(Exercise directions): Check each line of the material below for the string "simulated", then report how many lines have it, and nothing else.

**** Supplied data ****

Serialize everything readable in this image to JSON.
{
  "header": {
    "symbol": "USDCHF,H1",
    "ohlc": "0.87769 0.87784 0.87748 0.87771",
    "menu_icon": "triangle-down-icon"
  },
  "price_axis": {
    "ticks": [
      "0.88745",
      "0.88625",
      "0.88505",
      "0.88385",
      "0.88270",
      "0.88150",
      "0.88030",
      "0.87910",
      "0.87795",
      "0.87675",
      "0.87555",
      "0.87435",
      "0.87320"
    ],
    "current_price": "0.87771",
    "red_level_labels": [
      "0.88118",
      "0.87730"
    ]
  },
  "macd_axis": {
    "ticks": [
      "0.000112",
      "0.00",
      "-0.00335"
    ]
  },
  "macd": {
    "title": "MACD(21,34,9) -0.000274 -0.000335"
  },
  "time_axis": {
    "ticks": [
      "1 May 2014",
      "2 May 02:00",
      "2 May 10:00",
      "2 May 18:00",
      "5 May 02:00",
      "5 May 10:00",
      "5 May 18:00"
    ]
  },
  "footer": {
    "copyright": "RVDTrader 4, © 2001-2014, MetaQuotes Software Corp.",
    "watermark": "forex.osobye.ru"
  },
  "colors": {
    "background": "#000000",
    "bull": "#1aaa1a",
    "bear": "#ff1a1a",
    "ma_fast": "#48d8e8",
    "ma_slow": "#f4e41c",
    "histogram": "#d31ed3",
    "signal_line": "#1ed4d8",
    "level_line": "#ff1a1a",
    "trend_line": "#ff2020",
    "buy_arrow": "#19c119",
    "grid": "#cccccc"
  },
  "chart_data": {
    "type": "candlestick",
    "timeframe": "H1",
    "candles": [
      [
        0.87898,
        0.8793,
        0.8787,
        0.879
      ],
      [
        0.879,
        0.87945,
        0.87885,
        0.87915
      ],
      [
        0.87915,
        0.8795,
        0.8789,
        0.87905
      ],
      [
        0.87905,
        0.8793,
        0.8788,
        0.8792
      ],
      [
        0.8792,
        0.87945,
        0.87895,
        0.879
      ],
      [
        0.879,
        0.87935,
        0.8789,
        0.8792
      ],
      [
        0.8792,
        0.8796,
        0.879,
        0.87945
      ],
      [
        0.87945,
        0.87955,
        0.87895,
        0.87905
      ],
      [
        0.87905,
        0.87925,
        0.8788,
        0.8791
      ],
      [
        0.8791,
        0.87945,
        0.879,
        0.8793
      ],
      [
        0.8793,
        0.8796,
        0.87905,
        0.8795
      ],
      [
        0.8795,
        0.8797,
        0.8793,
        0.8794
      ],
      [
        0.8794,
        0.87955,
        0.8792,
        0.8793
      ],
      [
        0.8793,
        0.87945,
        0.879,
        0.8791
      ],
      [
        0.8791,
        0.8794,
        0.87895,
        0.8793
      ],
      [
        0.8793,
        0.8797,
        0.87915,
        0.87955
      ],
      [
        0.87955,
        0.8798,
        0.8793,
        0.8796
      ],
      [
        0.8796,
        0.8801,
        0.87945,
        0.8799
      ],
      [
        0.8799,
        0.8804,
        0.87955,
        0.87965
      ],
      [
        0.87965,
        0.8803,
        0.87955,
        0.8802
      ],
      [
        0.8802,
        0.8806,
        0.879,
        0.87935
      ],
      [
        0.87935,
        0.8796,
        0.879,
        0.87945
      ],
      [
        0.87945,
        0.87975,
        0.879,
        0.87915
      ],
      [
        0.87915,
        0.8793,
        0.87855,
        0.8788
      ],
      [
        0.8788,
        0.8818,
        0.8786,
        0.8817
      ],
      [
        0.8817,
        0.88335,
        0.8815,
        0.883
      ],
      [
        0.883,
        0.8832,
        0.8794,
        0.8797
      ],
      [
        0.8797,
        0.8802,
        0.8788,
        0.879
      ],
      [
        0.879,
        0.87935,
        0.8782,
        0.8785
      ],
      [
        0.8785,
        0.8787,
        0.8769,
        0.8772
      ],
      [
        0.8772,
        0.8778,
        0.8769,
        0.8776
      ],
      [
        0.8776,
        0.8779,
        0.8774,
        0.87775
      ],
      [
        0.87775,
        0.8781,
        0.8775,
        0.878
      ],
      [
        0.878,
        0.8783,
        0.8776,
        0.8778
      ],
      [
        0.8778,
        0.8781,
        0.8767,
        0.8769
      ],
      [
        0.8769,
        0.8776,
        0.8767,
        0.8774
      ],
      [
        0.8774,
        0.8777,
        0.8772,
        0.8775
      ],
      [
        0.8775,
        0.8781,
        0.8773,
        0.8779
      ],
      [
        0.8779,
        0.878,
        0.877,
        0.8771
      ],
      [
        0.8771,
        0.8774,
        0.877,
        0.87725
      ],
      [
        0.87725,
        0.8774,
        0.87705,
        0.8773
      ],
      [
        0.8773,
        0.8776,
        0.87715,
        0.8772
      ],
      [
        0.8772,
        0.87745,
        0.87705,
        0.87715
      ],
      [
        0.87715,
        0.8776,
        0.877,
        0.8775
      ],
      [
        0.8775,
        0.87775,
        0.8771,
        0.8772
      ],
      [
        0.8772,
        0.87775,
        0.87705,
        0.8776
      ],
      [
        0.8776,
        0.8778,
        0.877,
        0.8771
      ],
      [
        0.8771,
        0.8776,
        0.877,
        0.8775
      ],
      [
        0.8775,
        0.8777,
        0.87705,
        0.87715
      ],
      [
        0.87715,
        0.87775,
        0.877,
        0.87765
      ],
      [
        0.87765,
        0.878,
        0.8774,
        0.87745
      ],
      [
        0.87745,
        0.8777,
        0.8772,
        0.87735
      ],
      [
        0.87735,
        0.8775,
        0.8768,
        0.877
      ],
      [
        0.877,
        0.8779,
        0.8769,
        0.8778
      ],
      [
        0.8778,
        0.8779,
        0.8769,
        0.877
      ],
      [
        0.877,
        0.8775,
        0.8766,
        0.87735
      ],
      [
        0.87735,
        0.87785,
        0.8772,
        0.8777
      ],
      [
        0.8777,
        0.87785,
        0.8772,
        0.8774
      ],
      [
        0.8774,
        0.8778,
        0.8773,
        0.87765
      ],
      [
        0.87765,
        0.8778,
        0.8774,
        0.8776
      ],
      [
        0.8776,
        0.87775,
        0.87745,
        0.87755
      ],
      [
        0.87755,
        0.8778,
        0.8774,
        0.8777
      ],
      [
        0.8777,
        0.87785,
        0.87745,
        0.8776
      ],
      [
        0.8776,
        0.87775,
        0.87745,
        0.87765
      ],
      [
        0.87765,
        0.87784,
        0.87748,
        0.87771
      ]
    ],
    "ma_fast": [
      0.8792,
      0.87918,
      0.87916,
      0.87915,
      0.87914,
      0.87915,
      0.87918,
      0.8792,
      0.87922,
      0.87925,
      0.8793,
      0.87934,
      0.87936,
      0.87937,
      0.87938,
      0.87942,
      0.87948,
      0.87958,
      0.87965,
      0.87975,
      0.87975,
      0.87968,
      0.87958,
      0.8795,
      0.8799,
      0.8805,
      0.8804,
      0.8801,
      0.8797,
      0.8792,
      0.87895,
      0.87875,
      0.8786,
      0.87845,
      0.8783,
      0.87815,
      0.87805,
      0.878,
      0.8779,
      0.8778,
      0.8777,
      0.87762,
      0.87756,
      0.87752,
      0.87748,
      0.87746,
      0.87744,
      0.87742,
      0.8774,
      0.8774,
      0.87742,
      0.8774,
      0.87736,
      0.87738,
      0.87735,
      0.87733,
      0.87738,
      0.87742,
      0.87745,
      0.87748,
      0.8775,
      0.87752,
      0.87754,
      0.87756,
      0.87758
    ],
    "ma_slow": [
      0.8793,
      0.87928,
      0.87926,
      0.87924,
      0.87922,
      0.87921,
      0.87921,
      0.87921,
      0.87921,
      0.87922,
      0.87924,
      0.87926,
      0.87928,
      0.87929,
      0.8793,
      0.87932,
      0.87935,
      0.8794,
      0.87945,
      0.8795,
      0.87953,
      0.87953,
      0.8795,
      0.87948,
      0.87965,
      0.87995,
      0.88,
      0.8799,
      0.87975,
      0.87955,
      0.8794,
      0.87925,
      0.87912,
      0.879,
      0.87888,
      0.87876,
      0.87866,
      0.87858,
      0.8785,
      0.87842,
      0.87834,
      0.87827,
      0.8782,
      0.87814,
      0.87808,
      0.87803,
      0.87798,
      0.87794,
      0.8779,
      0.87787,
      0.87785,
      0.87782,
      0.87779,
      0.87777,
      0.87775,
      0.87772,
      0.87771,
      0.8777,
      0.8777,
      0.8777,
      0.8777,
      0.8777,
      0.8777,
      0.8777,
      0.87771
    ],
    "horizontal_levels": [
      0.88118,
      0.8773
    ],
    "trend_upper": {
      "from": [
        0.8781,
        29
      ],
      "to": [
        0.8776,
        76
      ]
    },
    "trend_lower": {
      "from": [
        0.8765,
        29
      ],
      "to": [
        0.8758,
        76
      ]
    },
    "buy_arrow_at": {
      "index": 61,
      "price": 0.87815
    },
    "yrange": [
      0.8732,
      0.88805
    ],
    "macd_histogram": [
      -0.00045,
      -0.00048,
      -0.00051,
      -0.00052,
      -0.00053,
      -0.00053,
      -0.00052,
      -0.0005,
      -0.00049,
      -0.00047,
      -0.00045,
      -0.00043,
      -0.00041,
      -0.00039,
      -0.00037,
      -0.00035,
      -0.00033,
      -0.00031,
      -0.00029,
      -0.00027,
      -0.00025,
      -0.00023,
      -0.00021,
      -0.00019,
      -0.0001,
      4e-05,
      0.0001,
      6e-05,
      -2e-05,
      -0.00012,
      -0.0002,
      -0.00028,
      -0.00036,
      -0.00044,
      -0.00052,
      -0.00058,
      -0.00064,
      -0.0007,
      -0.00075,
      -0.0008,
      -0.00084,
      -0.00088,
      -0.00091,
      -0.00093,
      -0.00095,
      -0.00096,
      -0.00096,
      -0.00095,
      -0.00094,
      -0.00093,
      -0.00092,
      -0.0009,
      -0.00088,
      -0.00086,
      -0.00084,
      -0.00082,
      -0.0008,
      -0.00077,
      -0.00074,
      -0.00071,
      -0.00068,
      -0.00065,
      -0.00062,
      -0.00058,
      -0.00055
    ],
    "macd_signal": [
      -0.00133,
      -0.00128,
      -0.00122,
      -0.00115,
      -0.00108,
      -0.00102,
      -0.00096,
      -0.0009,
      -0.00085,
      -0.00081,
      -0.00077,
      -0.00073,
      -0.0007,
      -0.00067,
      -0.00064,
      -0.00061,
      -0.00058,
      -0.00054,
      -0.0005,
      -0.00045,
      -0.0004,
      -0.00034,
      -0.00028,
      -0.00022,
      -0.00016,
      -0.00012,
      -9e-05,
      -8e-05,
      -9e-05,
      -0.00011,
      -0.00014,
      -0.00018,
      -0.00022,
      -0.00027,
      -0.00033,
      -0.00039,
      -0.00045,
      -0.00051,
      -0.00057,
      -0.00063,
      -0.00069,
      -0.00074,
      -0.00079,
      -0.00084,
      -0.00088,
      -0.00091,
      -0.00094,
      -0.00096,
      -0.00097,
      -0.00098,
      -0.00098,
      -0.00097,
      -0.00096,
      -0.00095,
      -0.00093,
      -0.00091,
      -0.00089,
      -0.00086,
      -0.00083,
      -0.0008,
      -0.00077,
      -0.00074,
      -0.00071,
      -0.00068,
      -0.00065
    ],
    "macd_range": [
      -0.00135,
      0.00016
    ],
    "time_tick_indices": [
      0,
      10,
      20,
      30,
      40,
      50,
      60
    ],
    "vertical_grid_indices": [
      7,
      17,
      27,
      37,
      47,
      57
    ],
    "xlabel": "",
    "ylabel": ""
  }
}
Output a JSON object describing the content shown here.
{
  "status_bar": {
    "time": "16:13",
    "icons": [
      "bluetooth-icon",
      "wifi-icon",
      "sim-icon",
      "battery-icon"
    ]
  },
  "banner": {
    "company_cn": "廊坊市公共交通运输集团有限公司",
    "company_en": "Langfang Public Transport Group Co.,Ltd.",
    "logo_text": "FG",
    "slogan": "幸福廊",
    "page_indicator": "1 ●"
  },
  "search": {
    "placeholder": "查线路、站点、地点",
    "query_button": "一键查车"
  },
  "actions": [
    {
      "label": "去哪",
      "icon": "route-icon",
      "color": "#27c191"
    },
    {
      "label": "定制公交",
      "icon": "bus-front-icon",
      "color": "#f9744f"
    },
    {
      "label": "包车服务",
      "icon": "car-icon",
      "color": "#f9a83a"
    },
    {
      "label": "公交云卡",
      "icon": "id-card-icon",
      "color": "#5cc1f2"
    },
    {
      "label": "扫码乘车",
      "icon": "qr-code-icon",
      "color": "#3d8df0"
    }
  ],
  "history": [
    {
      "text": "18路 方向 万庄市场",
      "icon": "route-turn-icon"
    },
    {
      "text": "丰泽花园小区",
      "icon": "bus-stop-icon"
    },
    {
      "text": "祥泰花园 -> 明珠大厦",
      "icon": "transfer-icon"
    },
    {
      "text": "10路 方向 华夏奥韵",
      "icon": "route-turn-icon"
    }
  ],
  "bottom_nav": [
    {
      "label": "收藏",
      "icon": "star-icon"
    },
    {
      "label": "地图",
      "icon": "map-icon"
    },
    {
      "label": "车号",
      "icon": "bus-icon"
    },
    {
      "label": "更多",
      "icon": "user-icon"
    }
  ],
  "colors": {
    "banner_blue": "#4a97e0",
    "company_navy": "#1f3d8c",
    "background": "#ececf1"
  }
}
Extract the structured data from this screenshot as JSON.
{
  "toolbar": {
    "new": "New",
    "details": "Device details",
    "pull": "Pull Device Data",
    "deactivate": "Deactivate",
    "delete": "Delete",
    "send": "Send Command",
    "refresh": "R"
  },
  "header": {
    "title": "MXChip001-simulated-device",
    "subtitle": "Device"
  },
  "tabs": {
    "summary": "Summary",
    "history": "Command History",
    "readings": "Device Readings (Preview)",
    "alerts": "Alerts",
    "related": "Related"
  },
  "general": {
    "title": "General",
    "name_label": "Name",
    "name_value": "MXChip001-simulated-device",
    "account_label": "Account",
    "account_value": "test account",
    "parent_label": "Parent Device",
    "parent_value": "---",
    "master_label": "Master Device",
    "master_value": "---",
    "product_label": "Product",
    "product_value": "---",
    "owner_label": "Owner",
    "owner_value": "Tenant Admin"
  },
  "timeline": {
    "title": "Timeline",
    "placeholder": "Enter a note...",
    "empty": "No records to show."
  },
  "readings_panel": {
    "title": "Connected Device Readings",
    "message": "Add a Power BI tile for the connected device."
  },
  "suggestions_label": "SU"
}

****

(Response): 2